Questions on the material:
1: From the passage on the Northern Beaches Hospital deal, copy everything from "One of the largest" down to "in the financing." word for word.
2: Give every web address that appears in the passage on the Northern Beaches Hospital deal.

Passage shown:

════════

While a range of estimation problems have been identified above, network architecture remains the most significant factor. Hierarchy, connections and density influence this. While the literature on network architecture largely focuses on transport infrastructure, specifically road and rail assets, further analysis is needed of other linear infrastructure (i.e. water, electricity and gas).

Two broad solutions emerge: either a more to a more general land tax; or further detailed investigation of each specific infrastructure project. The important point is to adopt an approach that minimises market distortions and promotes economic efficiency.

NSW Northern Beaches Hospital Deal

One of the largest public health projects in NSW has been slowly releasing more and more information about the total cost of the project. Like some other public private partnership arrangements this project is a combination of capital investment and operating service payments.

The Northern Beaches Hospital project was belatedly revealed to the public to cost $2.14 billion cost, up from “over $1 billion” in December 2014. See: http://www.brisbanetimes.com.au/nsw/revealed-the-real-2-billion-cost-of-privatised-northern-beaches-hospital-20150501-1mxgqd.html

A lot of information was shrouded in commercial secrecy and the Health Minister has indicated she did not get involved in the financing.

So let’s have a look at what the good taxpayers of NSW may be getting.

From public information, the hospital development itself will cost $600 million. The NSW government plans to chip in some $400 million in adjacent transport improvements. A big assumption is that this is actually delivered on schedule and budget.

That basically handles the capital investment side of the equation and may leave $1.14 billion for the hospital services NSW is purchasing up to 2038 from the consortium.

Let’s say the hospital is operational in 2018, so there is a 20 year service period. According to some reports, 488 public beds will be provided.

This means the average daily cost per bed – occupied or not – is around $320 over this period.

Across the NSW health system the average cost per occupied bed was around $1,400 per night in 2012-13, based on information given to the NSW Auditor General.

See: http://www.audit.nsw.gov.au/ArticleDocuments/358/10_Managing_Length_of_Stay_Hospital_Readmission_Appendix_Three.pdf.aspx?Embed=Y

So this looks like it might actually be a good deal even at low occupancy rates. But since we do not know the basis of the service payments we simply cannot be sure.  The consortium get to make some extra cash on the side by selling private services through the site.

At about this point I can hear a lot of health economists scream.

So let’s recognise there is a lot of detailed, good work being done by the Independent Hospital Pricing Authority (see: http://www.ihpa.gov.au/internet/ihpa/publishing.nsf) that is putting evidence-based price signals into the hospital funding system, allowing funding arrangements to move from block grants to activity-based funding payments.

Over time this should help improve the efficiency of our hospital systems.

════════

Data to examine:
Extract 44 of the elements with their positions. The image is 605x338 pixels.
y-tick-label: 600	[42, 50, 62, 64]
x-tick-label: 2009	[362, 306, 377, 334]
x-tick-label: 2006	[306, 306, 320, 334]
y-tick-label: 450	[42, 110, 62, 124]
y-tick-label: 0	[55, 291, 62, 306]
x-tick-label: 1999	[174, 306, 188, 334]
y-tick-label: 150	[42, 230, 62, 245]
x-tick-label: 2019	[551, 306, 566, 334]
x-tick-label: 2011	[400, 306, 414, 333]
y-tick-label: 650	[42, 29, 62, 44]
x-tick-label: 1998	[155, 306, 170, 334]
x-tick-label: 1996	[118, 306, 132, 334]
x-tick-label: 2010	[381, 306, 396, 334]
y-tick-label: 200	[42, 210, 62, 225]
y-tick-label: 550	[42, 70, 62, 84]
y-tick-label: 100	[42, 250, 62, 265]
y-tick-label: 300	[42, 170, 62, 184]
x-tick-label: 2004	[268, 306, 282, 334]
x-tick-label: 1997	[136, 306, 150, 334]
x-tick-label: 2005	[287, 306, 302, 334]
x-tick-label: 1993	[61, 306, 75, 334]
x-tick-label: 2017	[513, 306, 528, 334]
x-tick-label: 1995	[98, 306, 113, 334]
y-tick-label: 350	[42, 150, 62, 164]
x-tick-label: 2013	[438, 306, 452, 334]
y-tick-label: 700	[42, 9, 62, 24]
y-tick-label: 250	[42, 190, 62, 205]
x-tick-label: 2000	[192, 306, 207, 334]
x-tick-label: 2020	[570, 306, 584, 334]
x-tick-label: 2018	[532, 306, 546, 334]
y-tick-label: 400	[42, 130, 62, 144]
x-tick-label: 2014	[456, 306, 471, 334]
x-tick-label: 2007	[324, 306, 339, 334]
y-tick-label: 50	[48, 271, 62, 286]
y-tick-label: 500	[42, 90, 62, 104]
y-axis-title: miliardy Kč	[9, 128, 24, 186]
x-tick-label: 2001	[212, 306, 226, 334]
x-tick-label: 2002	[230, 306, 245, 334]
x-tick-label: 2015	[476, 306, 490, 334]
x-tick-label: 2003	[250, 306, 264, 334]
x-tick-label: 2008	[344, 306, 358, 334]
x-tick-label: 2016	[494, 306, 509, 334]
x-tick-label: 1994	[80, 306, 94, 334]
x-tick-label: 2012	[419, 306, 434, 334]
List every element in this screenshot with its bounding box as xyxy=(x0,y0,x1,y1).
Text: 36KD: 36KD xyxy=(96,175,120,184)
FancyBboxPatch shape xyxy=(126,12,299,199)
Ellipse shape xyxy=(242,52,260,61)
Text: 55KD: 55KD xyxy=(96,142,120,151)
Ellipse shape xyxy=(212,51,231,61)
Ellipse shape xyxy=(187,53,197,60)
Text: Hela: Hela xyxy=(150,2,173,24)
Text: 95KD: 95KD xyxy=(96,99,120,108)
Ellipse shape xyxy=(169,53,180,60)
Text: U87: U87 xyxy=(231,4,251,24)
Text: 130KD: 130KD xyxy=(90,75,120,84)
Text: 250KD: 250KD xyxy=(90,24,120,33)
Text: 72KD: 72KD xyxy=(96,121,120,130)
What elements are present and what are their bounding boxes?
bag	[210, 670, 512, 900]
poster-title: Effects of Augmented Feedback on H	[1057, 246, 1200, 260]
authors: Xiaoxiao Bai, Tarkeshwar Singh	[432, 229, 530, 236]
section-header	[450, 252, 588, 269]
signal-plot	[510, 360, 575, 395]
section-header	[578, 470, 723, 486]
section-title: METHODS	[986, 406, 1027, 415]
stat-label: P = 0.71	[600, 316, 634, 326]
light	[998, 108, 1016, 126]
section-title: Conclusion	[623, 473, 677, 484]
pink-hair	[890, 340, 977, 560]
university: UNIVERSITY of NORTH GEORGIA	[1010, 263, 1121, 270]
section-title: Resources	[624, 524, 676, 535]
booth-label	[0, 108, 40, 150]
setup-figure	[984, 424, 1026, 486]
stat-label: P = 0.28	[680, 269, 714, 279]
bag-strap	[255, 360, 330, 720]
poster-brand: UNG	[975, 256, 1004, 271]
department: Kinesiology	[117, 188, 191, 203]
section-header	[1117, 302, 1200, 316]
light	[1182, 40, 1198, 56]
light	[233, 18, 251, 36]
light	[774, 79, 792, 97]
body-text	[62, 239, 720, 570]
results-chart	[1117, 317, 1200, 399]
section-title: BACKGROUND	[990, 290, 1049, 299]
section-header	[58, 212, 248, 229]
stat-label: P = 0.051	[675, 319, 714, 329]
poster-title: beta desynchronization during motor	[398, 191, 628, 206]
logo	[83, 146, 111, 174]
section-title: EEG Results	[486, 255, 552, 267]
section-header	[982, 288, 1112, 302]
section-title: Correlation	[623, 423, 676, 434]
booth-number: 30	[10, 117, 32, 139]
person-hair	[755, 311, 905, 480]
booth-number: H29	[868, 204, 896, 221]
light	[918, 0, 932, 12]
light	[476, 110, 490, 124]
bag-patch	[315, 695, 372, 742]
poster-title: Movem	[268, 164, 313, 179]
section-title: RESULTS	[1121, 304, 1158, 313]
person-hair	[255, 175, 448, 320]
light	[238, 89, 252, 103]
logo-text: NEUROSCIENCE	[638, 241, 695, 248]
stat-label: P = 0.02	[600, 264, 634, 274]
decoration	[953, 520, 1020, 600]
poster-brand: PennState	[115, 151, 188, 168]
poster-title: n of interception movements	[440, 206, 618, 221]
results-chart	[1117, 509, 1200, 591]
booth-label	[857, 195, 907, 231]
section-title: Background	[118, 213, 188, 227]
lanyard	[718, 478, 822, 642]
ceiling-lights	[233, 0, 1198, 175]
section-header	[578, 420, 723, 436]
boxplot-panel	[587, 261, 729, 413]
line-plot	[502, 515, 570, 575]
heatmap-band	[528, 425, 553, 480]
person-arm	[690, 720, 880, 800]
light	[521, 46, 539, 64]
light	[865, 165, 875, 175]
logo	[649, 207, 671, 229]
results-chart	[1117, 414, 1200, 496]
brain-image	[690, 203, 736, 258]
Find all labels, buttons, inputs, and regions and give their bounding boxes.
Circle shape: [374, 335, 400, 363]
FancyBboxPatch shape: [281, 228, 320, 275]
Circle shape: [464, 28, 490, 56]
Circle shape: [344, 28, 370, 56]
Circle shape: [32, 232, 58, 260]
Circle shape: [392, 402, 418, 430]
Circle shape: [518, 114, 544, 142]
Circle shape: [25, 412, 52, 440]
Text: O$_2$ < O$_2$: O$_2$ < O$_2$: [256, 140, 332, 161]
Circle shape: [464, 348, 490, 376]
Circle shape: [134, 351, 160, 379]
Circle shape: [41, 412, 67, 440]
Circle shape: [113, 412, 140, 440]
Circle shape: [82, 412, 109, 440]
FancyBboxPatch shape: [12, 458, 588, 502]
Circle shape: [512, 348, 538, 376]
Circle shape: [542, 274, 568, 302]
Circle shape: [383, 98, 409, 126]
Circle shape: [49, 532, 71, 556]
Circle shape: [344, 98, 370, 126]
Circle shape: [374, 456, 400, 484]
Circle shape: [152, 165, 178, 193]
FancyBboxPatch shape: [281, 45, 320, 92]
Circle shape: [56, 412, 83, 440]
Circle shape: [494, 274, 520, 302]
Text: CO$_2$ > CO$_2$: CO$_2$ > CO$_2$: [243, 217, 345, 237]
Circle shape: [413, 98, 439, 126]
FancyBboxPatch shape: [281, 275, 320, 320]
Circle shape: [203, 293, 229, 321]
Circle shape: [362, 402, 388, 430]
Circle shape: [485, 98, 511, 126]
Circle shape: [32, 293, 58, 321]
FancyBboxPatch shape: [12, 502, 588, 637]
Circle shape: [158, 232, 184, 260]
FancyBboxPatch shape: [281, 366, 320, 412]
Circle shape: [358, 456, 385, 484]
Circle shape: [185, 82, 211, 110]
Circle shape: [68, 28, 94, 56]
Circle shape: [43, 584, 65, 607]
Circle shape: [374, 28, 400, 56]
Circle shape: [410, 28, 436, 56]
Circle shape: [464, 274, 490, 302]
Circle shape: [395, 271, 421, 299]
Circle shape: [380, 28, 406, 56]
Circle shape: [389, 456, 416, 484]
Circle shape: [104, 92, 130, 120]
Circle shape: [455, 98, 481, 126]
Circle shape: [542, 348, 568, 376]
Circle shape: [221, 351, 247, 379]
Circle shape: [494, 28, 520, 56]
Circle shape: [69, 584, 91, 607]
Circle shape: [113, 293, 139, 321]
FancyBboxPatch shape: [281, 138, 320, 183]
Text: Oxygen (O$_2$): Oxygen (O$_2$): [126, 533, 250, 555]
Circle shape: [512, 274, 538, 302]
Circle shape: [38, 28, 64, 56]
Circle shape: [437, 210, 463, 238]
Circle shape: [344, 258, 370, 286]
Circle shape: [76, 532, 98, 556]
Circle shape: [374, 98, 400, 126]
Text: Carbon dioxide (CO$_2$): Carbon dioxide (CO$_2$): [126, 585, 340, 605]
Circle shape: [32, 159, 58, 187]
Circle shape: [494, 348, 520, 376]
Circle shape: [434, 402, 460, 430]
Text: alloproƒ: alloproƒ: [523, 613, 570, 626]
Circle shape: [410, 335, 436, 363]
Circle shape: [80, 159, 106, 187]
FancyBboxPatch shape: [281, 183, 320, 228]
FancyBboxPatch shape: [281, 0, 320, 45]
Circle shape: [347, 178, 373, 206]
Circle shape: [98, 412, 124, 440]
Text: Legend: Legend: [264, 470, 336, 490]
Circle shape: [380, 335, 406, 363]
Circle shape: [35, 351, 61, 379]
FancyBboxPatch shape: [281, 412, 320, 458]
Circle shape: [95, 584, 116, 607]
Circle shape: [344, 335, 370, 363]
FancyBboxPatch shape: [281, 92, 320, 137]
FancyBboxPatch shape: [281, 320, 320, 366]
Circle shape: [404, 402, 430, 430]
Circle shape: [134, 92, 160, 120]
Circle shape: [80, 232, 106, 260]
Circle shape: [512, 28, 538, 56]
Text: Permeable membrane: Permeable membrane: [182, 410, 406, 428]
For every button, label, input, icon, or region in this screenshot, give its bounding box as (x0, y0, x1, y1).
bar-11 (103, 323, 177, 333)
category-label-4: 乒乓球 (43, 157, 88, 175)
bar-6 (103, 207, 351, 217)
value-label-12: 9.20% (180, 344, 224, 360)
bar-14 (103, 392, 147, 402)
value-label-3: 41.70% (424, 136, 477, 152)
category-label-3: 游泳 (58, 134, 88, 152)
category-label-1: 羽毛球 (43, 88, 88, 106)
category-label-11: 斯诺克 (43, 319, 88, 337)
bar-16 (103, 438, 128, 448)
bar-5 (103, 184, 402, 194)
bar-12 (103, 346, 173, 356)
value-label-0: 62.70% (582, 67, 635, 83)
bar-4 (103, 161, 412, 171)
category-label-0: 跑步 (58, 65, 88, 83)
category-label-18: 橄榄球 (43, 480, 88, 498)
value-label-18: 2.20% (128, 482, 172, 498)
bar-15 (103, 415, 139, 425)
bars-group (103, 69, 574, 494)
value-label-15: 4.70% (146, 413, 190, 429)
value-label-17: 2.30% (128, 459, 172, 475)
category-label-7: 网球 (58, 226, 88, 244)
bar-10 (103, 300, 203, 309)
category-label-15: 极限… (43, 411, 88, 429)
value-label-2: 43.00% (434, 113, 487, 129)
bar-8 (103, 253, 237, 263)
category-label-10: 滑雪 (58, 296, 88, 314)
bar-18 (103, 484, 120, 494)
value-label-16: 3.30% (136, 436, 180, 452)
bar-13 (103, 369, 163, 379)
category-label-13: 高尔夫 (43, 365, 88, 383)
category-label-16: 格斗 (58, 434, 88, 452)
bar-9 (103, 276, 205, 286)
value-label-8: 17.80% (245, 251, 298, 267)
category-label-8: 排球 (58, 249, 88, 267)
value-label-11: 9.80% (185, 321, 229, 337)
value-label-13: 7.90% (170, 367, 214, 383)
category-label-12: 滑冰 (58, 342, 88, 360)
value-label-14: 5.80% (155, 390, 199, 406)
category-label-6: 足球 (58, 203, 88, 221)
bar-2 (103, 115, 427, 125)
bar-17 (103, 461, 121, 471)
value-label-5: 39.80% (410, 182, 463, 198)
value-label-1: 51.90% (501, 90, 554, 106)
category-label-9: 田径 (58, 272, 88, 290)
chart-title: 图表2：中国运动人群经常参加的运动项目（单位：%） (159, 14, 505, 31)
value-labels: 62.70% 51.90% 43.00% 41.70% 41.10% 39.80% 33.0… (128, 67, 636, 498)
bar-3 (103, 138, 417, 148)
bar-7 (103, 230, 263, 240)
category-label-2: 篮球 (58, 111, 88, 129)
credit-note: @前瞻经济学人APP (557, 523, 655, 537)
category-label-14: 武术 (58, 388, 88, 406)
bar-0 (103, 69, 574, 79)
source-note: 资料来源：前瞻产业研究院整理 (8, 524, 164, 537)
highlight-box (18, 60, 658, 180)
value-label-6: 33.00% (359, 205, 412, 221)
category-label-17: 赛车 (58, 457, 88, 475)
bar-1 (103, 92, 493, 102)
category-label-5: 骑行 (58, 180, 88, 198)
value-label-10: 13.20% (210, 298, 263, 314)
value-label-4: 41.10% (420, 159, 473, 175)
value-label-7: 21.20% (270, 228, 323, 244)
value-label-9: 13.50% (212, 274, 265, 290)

════════

Exercise results:
1:
One of the largest public health projects in NSW has been slowly releasing more and more information about the total cost of the project. Like some other public private partnership arrangements this project is a combination of capital investment and operating service payments.

The Northern Beaches Hospital project was belatedly revealed to the public to cost $2.14 billion cost, up from “over $1 billion” in December 2014. See: http://www.brisbanetimes.com.au/nsw/revealed-the-real-2-billion-cost-of-privatised-northern-beaches-hospital-20150501-1mxgqd.html

A lot of information was shrouded in commercial secrecy and the Health Minister has indicated she did not get involved in the financing.

2:
http://www.brisbanetimes.com.au/nsw/revealed-the-real-2-billion-cost-of-privatised-northern-beaches-hospital-20150501-1mxgqd.html
http://www.audit.nsw.gov.au/ArticleDocuments/358/10_Managing_Length_of_Stay_Hospital_Readmission_Appendix_Three.pdf.aspx?Embed=Y
http://www.ihpa.gov.au/internet/ihpa/publishing.nsf